* START *

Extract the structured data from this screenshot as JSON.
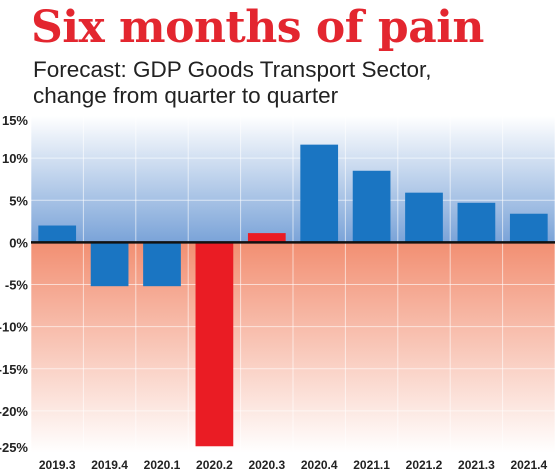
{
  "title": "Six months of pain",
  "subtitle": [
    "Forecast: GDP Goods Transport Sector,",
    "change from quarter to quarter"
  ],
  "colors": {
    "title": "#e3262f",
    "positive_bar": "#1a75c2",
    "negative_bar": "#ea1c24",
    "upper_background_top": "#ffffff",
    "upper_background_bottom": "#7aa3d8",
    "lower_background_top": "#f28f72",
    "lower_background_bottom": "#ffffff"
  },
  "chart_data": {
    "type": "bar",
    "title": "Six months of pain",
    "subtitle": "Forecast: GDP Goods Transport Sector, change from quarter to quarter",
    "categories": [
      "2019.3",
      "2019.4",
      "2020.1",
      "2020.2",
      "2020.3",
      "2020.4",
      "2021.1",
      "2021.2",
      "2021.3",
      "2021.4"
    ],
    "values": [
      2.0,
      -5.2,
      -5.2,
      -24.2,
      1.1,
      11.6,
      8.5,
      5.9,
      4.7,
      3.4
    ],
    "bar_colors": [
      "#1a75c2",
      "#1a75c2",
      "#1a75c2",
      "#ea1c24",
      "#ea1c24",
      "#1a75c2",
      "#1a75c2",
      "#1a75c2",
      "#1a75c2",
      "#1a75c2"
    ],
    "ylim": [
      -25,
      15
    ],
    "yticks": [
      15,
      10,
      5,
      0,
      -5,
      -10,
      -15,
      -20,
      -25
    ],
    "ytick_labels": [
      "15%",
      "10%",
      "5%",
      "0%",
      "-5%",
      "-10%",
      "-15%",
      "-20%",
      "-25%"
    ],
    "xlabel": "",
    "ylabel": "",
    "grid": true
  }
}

* END *

:: What is expected ::
Check the data for the word "months" and pull out the lines that have it.

:: Complete output ::
  "title": "Six months of pain",
    "title": "Six months of pain",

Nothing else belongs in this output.